◆ **TEXTE À LIRE**
+--
1. « Annonces de Gabriel Attal : beaucoup de bruit pour rien »
TITRE CONTREPOINTS ( VOIR POINT 1)
« Le vent brassé par le ministre de l’Éducation nationale ne soufflera pas au-delà de la rue de Grenelle. Explications. »
2. « Au-delà des grandes annonces, postures et déplorations, sommes-nous capables … ? »
QUESTIONNE FRANCE CULTURE ( VOIR POINT 2 )
« Au-delà des grandes annonces, postures et déplorations, sommes-nous capables de tirer des leçons de l’enquête de l’OCDE sur le niveau (en baisse) des élèves de 15 ans en France ? »
3. Pourquoi l’enquête administrative sur le suicide de Lucas, 13 ans, n’existe pas ? Les esquives de Gabriel Attal
Des discours ou postures à la réalité ou à l’action, il y a parfois un abîme.
EXEMPLES : La question de la revalorisation des traitements des enseignants reste non traitée. Celle du remplacement des professeurs absents également. Ou encore la question de la sanction des responsables du rectorat de Versailles.
Interrogé par la presse, le ministre de l’éducation refuse de dire pourquoi aucune enquête administrative n’a été lancée après la mort de cet adolescent victime de harcèlement scolaire.
« J’ai fait de la lutte contre le harcèlement scolaire ma grande cause, priorité absolue pour l’action de ce ministère depuis ma nomination cet été », indiquait pourtant le ministre de l’éducation.
+--
◆ **CONTENU DES DONNÉES**
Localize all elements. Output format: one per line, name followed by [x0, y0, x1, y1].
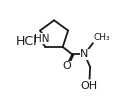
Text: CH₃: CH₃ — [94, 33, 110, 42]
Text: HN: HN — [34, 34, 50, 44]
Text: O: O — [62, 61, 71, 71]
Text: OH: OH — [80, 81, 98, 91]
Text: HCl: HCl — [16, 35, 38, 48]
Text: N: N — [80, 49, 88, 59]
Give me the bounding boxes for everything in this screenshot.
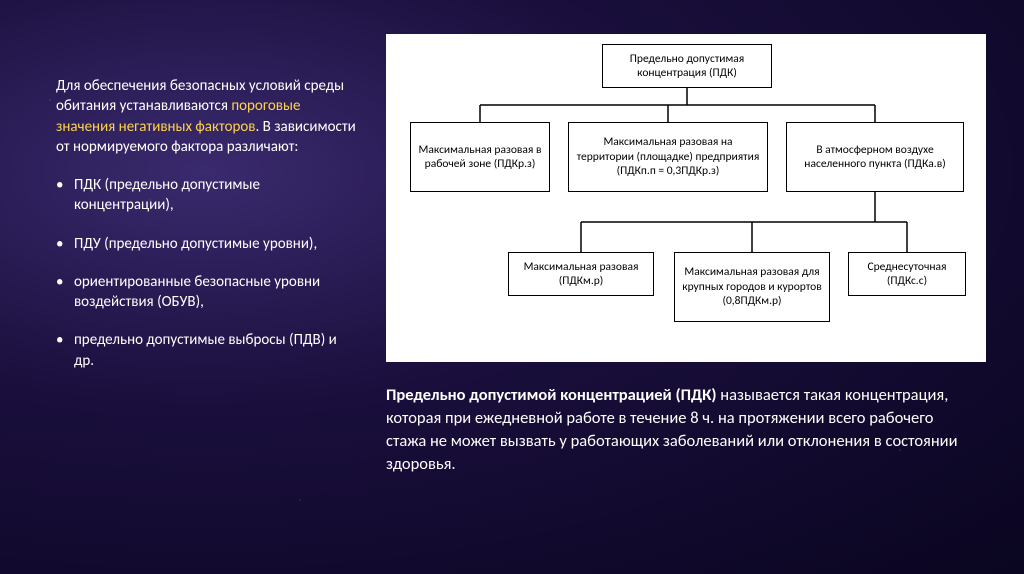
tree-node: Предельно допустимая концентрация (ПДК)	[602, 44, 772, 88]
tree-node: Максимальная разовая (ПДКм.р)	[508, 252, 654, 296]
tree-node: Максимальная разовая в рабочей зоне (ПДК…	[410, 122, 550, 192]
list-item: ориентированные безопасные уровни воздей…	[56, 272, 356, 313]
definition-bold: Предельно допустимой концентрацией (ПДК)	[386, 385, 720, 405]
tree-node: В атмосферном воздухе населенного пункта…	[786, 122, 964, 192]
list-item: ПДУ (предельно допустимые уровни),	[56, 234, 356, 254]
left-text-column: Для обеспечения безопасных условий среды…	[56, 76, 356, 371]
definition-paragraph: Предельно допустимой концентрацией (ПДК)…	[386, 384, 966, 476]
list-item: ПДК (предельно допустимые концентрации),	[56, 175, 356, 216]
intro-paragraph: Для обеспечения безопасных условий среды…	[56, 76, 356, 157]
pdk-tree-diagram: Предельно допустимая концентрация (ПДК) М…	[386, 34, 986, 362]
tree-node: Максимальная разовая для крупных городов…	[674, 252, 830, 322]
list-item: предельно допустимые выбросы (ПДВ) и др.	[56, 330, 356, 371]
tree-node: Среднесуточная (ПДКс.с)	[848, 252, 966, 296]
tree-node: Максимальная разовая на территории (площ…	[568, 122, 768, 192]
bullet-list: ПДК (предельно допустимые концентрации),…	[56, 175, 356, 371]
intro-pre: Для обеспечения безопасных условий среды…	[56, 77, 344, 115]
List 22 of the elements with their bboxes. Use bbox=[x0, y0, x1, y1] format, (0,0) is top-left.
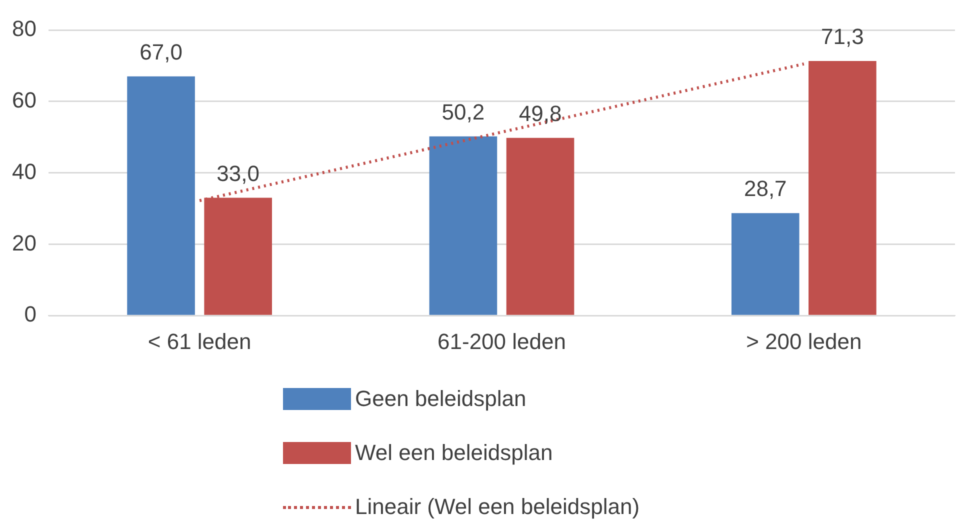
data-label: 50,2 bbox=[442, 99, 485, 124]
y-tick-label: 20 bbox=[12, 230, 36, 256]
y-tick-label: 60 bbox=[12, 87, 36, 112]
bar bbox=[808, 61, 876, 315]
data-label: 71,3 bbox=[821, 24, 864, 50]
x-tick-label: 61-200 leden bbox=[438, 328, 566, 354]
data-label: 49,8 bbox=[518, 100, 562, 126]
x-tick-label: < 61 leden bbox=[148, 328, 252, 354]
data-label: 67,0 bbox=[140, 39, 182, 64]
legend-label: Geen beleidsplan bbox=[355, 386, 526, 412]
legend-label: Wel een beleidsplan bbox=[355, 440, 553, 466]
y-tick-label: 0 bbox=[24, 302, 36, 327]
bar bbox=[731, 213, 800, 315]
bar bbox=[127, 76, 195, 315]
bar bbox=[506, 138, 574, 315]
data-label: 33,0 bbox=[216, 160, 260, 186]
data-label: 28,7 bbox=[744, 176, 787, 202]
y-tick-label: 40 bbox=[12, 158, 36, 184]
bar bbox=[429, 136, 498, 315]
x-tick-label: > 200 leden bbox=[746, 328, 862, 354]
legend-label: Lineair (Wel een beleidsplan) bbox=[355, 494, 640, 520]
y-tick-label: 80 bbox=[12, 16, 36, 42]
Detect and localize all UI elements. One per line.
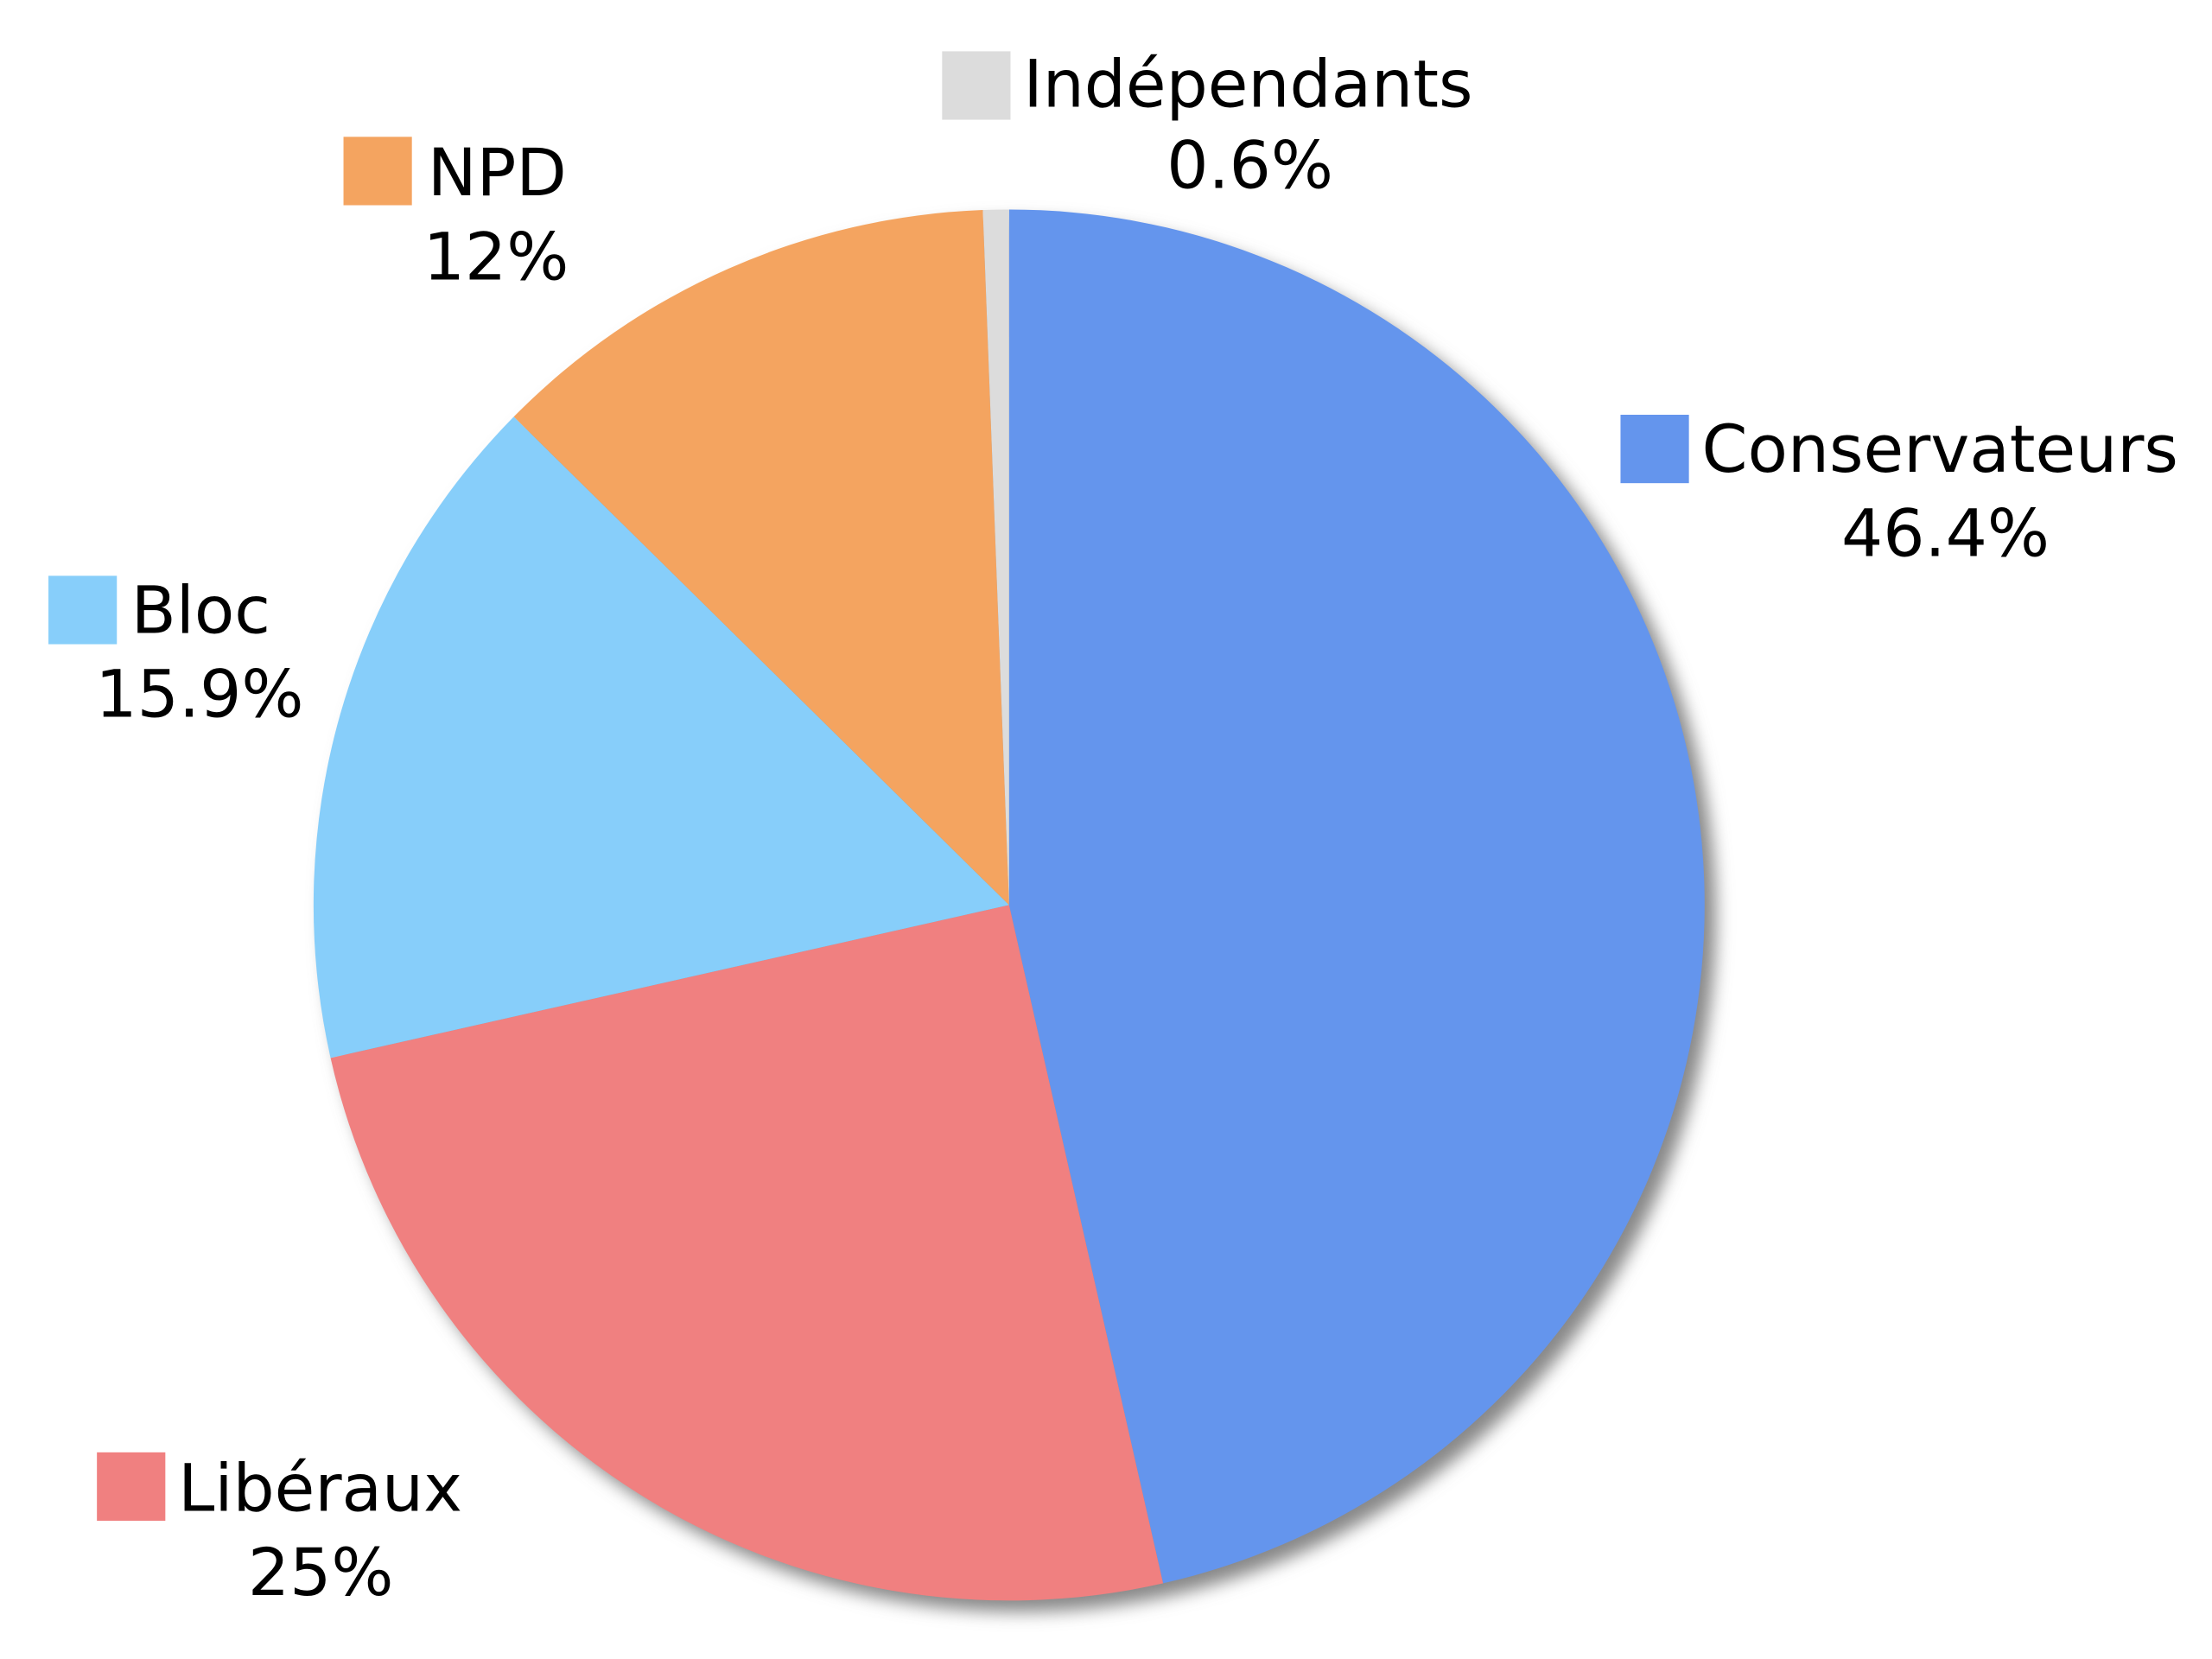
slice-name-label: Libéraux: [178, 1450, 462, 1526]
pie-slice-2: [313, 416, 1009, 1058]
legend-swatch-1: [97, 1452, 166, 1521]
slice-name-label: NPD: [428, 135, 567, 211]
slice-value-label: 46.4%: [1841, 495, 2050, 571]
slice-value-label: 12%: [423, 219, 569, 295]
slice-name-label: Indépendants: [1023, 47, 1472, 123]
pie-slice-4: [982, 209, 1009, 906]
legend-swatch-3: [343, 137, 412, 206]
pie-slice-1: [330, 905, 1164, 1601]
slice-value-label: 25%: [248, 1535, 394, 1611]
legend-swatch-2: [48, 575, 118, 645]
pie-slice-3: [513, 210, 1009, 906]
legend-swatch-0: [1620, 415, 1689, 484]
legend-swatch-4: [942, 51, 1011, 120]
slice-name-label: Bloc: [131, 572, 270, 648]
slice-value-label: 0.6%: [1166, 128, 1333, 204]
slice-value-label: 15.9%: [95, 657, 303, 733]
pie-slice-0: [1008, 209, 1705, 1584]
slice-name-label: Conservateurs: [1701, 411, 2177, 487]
+--
◆ **TRAVAIL À RÉALISER**
- a) Résumez en deux phrases le texte sur Gabriel Attal.
- b) Recopiez mot pour mot, dans le texte sur Gabriel Attal, le passage allant de « TITRE CONTREPOINTS ( VOIR » jusqu'à « parfois un abîme. ».
- c) Reprenez le texte sur Gabriel Attal à la suite de sa dernière phrase.
Les items n'interviennent en rien ici.

◆ **RÉPONSES DANS L'ORDRE**
- a) Le texte sur Gabriel Attal rassemble des titres critiques à l'égard des annonces du ministre de l'Éducation nationale, dont le « vent » ne soufflerait pas au-delà de la rue de Grenelle. Il souligne qu'il y a parfois un abîme entre discours et action : la revalorisation des traitements des enseignants et le remplacement des professeurs absents restent non traités, et le ministre refuse de dire pourquoi aucune enquête administrative n'a été lancée après la mort de Lucas, 13 ans, victime de harcèlement scolaire, alors qu'il affirmait avoir fait de cette lutte sa grande cause.

- b)
TITRE CONTREPOINTS ( VOIR POINT 1)
« Le vent brassé par le ministre de l’Éducation nationale ne soufflera pas au-delà de la rue de Grenelle. Explications. »
2. « Au-delà des grandes annonces, postures et déplorations, sommes-nous capables … ? »
QUESTIONNE FRANCE CULTURE ( VOIR POINT 2 )
« Au-delà des grandes annonces, postures et déplorations, sommes-nous capables de tirer des leçons de l’enquête de l’OCDE sur le niveau (en baisse) des élèves de 15 ans en France ? »
3. Pourquoi l’enquête administrative sur le suicide de Lucas, 13 ans, n’existe pas ? Les esquives de Gabriel Attal
Des discours ou postures à la réalité ou à l’action, il y a parfois un abîme.

- c)
4. LES ANNONCES NE SONT PAS SUFFISANTES POUR LES GROUPES DE NIVEAU ET LES REDOUBLEMENTS
« Gabriel Attal a beau parler de “choix historique”. Les aménagements budgétaires qu’il annonce le 21 décembre ne lui permettent toujours pas de mettre en place les mesures présentées le 5 décembre. Pour enseigner dans les groupes de niveau de 6ème et 5ème installés à la prochaine rentrée il faudrait d’autres moyens. Le ministre n’anticipe pas non plus la hausse des redoublements qu’il a pourtant appelé de ses vœux. C’est le devenir des élèves les plus faibles qui reste opaque. » EXTRAIT DE CAFÉ PÉDAGOGIQUE
1. ARTICLE
Annonces de Gabriel Attal : beaucoup de bruit pour rien
12 décembre 2023 CONTREPOINTS Jean-Baptiste Noé
Le vent brassé par le ministre de l’Éducation nationale ne soufflera pas au-delà de la rue de Grenelle. Explications.
Aussi séduisantes qu’elles soient, les mesures scolaires annoncées par Gabriel Attal se révèleront inutiles et inefficaces pour résoudre les maux de l’école. D’une part parce qu’elles ne tiennent pas compte de la nature de l’Éducation nationale, d’autre part parce qu’elles ne s’attaquent pas à la racine du problème.
Ce pourrait être une épreuve du classement Pisa : dénombrer toutes les mesures prises par les ministres de l’Éducation nationale pour redresser l’école. Comme ses prédécesseurs, Gabriel Attal a donc annoncé vouloir recentrer l’école sur les fondamentaux, savoir lire, écrire et compter et accroître les exigences scolaires. Au programme donc, redoublement, dédoublement des classes, groupes de niveaux, revalorisation du Brevet du collège, etc.
Des mesures de séduction qui ont atteint leurs cibles ; des mesures vaines pourtant, qui ne résoudront pas les problèmes scolaires.
Une administration toute-puissante
À un syndicaliste à qui je demandais son avis sur un ministre de l’Éducation nationale fraichement nommé, celui-ci me répondit : « Peu importe le ministre, c’est nous qui avons le pouvoir ».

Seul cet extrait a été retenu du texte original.